(Records contained in a dataset)
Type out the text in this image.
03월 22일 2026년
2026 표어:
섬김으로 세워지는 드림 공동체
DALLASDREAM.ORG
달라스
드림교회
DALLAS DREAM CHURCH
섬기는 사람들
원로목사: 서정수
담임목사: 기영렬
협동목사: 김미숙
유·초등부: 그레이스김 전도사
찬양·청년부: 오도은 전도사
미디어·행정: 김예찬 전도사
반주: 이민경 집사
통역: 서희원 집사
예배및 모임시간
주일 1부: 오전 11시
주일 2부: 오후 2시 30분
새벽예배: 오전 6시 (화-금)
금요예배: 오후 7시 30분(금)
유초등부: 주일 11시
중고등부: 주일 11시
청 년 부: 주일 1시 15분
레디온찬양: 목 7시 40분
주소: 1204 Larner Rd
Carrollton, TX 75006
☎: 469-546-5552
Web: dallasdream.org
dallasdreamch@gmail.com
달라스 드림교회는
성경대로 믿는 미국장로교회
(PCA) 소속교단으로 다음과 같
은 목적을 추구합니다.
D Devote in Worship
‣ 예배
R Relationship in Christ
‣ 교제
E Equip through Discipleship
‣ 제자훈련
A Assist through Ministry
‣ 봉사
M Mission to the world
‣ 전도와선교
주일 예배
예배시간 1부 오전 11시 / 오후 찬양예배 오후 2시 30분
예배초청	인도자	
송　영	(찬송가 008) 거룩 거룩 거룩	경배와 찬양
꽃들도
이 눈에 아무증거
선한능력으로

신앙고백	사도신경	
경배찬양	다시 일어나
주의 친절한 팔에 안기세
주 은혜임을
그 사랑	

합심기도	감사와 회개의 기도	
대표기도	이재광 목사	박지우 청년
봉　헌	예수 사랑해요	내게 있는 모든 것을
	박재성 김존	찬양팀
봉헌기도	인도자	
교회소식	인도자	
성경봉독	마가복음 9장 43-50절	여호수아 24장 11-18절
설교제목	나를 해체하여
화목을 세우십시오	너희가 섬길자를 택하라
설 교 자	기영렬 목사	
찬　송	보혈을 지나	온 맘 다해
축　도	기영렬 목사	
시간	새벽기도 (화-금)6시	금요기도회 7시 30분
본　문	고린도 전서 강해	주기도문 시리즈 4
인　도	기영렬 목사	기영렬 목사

AIM → Count the lines of the material that include the word "through", then state only the total.

CORRECT RESULT → 2